#### WRITTEN EXERCISE
Can you print every record below exactly as written?

-- Begin DATA FOR THE TASK --

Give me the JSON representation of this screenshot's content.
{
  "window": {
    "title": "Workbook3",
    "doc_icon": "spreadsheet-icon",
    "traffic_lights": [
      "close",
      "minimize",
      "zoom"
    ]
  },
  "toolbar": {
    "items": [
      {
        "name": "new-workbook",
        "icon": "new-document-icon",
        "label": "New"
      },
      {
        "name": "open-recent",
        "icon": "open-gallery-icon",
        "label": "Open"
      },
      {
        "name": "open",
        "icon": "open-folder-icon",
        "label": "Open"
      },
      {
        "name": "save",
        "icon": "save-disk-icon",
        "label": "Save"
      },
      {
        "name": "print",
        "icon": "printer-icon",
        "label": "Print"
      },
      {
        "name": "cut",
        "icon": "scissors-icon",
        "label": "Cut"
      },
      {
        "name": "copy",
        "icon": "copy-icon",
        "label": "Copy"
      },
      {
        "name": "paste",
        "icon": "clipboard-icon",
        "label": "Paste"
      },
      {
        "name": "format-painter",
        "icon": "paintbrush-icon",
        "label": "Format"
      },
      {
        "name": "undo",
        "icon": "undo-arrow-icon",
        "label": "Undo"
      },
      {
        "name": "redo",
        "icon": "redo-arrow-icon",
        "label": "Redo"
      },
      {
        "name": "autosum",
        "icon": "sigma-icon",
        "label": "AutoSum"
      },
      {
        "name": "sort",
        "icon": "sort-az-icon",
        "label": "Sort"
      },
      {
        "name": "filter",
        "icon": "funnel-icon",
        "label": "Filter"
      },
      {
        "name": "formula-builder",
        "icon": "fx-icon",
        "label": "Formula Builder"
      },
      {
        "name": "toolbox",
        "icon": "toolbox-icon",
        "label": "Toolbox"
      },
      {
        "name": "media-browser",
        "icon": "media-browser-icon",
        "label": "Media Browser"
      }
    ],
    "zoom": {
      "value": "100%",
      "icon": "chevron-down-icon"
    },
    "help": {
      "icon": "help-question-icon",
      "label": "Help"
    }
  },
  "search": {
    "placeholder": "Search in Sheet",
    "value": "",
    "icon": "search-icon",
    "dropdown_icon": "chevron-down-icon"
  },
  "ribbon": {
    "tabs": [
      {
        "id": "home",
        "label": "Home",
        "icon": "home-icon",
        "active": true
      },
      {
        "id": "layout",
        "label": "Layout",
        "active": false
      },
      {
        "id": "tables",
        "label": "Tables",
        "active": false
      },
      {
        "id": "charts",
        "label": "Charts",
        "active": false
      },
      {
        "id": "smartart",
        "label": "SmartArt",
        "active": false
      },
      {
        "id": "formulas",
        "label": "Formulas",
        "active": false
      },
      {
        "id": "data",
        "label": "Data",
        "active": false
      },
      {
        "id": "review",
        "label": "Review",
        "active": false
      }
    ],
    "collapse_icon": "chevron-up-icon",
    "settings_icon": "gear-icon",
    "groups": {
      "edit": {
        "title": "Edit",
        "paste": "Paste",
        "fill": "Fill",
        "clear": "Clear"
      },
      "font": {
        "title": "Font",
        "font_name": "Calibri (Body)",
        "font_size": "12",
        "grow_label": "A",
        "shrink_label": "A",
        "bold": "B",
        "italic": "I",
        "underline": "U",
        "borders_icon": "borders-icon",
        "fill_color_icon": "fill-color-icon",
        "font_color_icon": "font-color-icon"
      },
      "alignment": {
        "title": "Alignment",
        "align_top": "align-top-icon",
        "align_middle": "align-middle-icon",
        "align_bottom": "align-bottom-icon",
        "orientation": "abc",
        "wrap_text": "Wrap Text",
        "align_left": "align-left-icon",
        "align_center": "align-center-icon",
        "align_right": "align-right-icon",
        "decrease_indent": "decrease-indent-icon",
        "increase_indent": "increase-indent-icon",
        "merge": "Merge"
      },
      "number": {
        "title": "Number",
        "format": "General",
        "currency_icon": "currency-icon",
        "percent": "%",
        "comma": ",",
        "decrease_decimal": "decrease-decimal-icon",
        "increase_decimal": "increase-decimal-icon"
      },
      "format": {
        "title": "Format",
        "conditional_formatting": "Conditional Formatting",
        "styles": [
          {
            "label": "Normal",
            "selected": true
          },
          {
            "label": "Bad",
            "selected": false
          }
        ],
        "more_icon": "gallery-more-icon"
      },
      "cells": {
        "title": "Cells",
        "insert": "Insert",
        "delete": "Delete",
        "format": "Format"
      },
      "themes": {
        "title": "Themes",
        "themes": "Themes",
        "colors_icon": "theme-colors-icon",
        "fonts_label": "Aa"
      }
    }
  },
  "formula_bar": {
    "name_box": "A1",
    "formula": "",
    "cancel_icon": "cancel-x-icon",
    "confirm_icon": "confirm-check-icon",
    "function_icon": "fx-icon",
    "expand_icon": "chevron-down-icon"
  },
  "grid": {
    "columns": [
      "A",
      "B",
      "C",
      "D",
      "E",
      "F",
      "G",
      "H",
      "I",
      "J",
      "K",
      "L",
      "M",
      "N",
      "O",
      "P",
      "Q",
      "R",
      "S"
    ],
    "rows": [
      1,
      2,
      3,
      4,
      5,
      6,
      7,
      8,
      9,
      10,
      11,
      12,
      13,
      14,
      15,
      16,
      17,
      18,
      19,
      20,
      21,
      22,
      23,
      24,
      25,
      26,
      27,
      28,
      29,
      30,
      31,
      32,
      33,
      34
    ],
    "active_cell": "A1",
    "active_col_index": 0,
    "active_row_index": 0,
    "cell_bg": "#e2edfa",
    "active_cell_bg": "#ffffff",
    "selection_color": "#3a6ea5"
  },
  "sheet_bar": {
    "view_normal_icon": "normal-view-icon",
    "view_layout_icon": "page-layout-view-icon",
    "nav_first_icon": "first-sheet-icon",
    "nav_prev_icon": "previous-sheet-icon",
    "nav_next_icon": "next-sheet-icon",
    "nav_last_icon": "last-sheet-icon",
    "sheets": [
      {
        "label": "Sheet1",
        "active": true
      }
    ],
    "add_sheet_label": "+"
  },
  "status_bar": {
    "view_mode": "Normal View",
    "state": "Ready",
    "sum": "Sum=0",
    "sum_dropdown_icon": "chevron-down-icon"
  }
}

-- End DATA FOR THE TASK --

#### THE RESPONSE
Give me the JSON representation of this screenshot's content.
{
  "window": {
    "title": "Workbook3",
    "doc_icon": "spreadsheet-icon",
    "traffic_lights": [
      "close",
      "minimize",
      "zoom"
    ]
  },
  "toolbar": {
    "items": [
      {
        "name": "new-workbook",
        "icon": "new-document-icon",
        "label": "New"
      },
      {
        "name": "open-recent",
        "icon": "open-gallery-icon",
        "label": "Open"
      },
      {
        "name": "open",
        "icon": "open-folder-icon",
        "label": "Open"
      },
      {
        "name": "save",
        "icon": "save-disk-icon",
        "label": "Save"
      },
      {
        "name": "print",
        "icon": "printer-icon",
        "label": "Print"
      },
      {
        "name": "cut",
        "icon": "scissors-icon",
        "label": "Cut"
      },
      {
        "name": "copy",
        "icon": "copy-icon",
        "label": "Copy"
      },
      {
        "name": "paste",
        "icon": "clipboard-icon",
        "label": "Paste"
      },
      {
        "name": "format-painter",
        "icon": "paintbrush-icon",
        "label": "Format"
      },
      {
        "name": "undo",
        "icon": "undo-arrow-icon",
        "label": "Undo"
      },
      {
        "name": "redo",
        "icon": "redo-arrow-icon",
        "label": "Redo"
      },
      {
        "name": "autosum",
        "icon": "sigma-icon",
        "label": "AutoSum"
      },
      {
        "name": "sort",
        "icon": "sort-az-icon",
        "label": "Sort"
      },
      {
        "name": "filter",
        "icon": "funnel-icon",
        "label": "Filter"
      },
      {
        "name": "formula-builder",
        "icon": "fx-icon",
        "label": "Formula Builder"
      },
      {
        "name": "toolbox",
        "icon": "toolbox-icon",
        "label": "Toolbox"
      },
      {
        "name": "media-browser",
        "icon": "media-browser-icon",
        "label": "Media Browser"
      }
    ],
    "zoom": {
      "value": "100%",
      "icon": "chevron-down-icon"
    },
    "help": {
      "icon": "help-question-icon",
      "label": "Help"
    }
  },
  "search": {
    "placeholder": "Search in Sheet",
    "value": "",
    "icon": "search-icon",
    "dropdown_icon": "chevron-down-icon"
  },
  "ribbon": {
    "tabs": [
      {
        "id": "home",
        "label": "Home",
        "icon": "home-icon",
        "active": true
      },
      {
        "id": "layout",
        "label": "Layout",
        "active": false
      },
      {
        "id": "tables",
        "label": "Tables",
        "active": false
      },
      {
        "id": "charts",
        "label": "Charts",
        "active": false
      },
      {
        "id": "smartart",
        "label": "SmartArt",
        "active": false
      },
      {
        "id": "formulas",
        "label": "Formulas",
        "active": false
      },
      {
        "id": "data",
        "label": "Data",
        "active": false
      },
      {
        "id": "review",
        "label": "Review",
        "active": false
      }
    ],
    "collapse_icon": "chevron-up-icon",
    "settings_icon": "gear-icon",
    "groups": {
      "edit": {
        "title": "Edit",
        "paste": "Paste",
        "fill": "Fill",
        "clear": "Clear"
      },
      "font": {
        "title": "Font",
        "font_name": "Calibri (Body)",
        "font_size": "12",
        "grow_label": "A",
        "shrink_label": "A",
        "bold": "B",
        "italic": "I",
        "underline": "U",
        "borders_icon": "borders-icon",
        "fill_color_icon": "fill-color-icon",
        "font_color_icon": "font-color-icon"
      },
      "alignment": {
        "title": "Alignment",
        "align_top": "align-top-icon",
        "align_middle": "align-middle-icon",
        "align_bottom": "align-bottom-icon",
        "orientation": "abc",
        "wrap_text": "Wrap Text",
        "align_left": "align-left-icon",
        "align_center": "align-center-icon",
        "align_right": "align-right-icon",
        "decrease_indent": "decrease-indent-icon",
        "increase_indent": "increase-indent-icon",
        "merge": "Merge"
      },
      "number": {
        "title": "Number",
        "format": "General",
        "currency_icon": "currency-icon",
        "percent": "%",
        "comma": ",",
        "decrease_decimal": "decrease-decimal-icon",
        "increase_decimal": "increase-decimal-icon"
      },
      "format": {
        "title": "Format",
        "conditional_formatting": "Conditional Formatting",
        "styles": [
          {
            "label": "Normal",
            "selected": true
          },
          {
            "label": "Bad",
            "selected": false
          }
        ],
        "more_icon": "gallery-more-icon"
      },
      "cells": {
        "title": "Cells",
        "insert": "Insert",
        "delete": "Delete",
        "format": "Format"
      },
      "themes": {
        "title": "Themes",
        "themes": "Themes",
        "colors_icon": "theme-colors-icon",
        "fonts_label": "Aa"
      }
    }
  },
  "formula_bar": {
    "name_box": "A1",
    "formula": "",
    "cancel_icon": "cancel-x-icon",
    "confirm_icon": "confirm-check-icon",
    "function_icon": "fx-icon",
    "expand_icon": "chevron-down-icon"
  },
  "grid": {
    "columns": [
      "A",
      "B",
      "C",
      "D",
      "E",
      "F",
      "G",
      "H",
      "I",
      "J",
      "K",
      "L",
      "M",
      "N",
      "O",
      "P",
      "Q",
      "R",
      "S"
    ],
    "rows": [
      1,
      2,
      3,
      4,
      5,
      6,
      7,
      8,
      9,
      10,
      11,
      12,
      13,
      14,
      15,
      16,
      17,
      18,
      19,
      20,
      21,
      22,
      23,
      24,
      25,
      26,
      27,
      28,
      29,
      30,
      31,
      32,
      33,
      34
    ],
    "active_cell": "A1",
    "active_col_index": 0,
    "active_row_index": 0,
    "cell_bg": "#e2edfa",
    "active_cell_bg": "#ffffff",
    "selection_color": "#3a6ea5"
  },
  "sheet_bar": {
    "view_normal_icon": "normal-view-icon",
    "view_layout_icon": "page-layout-view-icon",
    "nav_first_icon": "first-sheet-icon",
    "nav_prev_icon": "previous-sheet-icon",
    "nav_next_icon": "next-sheet-icon",
    "nav_last_icon": "last-sheet-icon",
    "sheets": [
      {
        "label": "Sheet1",
        "active": true
      }
    ],
    "add_sheet_label": "+"
  },
  "status_bar": {
    "view_mode": "Normal View",
    "state": "Ready",
    "sum": "Sum=0",
    "sum_dropdown_icon": "chevron-down-icon"
  }
}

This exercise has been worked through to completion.